ENTRIES PROVIDED ▸
--------------------------------
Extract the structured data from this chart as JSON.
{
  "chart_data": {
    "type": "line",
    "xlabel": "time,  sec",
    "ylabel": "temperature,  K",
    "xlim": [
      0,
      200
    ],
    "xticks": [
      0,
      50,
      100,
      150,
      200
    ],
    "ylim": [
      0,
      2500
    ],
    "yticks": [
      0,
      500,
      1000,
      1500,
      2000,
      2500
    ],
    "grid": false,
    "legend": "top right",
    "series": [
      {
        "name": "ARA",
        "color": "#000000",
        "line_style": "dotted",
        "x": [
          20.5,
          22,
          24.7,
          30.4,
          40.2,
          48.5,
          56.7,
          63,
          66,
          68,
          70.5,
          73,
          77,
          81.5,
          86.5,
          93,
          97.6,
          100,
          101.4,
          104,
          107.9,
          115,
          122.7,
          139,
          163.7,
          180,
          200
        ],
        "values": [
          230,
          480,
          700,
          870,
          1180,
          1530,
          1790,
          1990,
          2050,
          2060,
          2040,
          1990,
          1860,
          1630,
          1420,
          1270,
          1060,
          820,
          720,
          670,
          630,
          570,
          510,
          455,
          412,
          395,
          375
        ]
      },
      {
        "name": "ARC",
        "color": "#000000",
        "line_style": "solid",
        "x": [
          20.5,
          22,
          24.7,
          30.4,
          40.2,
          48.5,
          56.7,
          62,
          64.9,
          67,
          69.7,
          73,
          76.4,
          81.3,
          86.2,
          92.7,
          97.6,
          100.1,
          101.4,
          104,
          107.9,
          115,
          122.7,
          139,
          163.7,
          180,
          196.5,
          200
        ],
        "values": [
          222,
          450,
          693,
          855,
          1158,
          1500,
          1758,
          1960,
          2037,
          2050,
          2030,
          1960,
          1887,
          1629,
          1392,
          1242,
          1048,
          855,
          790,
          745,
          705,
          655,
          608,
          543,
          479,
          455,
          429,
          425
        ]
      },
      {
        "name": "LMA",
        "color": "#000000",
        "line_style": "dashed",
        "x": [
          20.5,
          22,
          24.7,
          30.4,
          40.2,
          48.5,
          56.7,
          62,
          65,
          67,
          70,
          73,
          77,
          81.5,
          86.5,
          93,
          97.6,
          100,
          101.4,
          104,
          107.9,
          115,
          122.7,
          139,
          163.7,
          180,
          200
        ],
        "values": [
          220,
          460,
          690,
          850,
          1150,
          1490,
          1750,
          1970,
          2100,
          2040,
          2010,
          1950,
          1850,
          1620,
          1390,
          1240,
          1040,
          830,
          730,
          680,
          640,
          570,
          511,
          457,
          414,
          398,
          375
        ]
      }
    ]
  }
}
--------------------------------
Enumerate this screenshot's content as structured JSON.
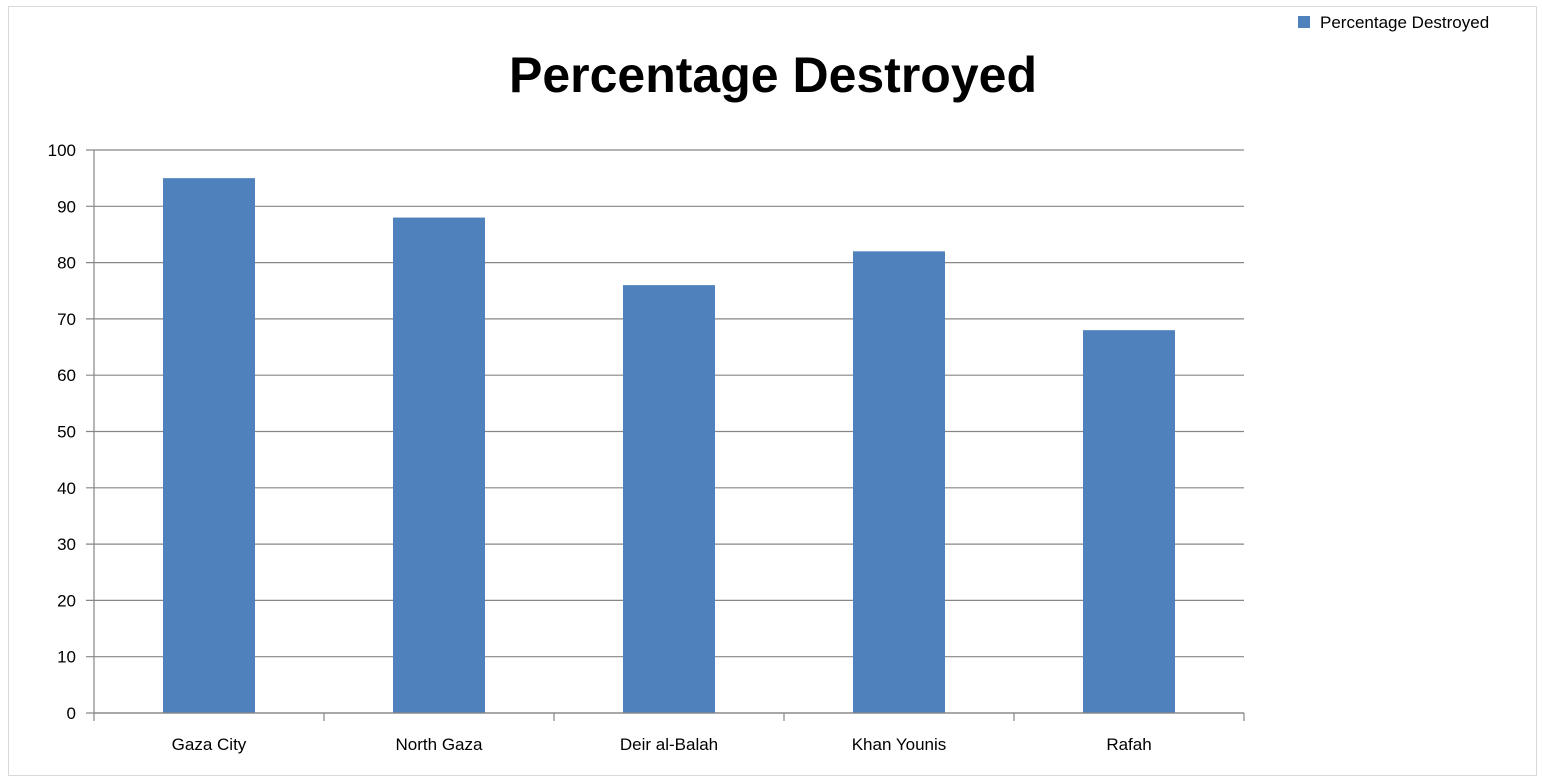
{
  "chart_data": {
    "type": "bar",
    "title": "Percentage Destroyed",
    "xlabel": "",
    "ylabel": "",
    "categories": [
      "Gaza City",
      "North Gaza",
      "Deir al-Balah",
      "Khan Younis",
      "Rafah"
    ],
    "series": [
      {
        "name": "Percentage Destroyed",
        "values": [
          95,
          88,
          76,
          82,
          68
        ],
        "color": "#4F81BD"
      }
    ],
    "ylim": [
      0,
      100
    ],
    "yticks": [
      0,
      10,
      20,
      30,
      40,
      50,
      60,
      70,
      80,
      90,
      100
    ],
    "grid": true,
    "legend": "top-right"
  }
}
--------------------------------
TASK GOAL ▸
Using the listing, collect all lines in which the string "name" is found.

WRITTEN ANSWER ▸
        "name": "ARA",
        "name": "ARC",
        "name": "LMA",
        "name": "Percentage Destroyed",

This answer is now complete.